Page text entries
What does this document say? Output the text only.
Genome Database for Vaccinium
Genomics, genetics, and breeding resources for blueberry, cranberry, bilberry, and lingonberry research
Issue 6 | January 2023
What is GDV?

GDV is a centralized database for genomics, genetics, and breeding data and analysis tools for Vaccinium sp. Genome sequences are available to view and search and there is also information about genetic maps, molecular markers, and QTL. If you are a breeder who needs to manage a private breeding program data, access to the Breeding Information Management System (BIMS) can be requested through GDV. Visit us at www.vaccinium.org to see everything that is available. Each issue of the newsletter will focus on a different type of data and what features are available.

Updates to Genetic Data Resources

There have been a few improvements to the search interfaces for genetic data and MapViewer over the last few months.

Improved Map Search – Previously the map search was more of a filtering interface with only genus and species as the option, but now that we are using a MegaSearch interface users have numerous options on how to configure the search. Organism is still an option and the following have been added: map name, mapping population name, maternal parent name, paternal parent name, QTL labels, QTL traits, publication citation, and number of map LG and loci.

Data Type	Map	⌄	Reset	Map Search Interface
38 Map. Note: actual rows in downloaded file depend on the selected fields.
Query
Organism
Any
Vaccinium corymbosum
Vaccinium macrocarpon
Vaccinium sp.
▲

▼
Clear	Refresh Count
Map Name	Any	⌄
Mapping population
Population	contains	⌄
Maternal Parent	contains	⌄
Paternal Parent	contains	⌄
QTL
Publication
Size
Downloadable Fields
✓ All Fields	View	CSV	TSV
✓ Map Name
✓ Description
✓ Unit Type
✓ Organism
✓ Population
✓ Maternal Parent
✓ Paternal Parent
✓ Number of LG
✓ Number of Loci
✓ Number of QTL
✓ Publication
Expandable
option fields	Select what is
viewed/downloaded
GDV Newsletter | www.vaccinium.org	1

■ **EXERCISE BRIEF**:
For the word "contains", go through the records and show each line that carries it.

■ **YOUR RESPONSE**:
Population	contains	⌄
Maternal Parent	contains	⌄
Paternal Parent	contains	⌄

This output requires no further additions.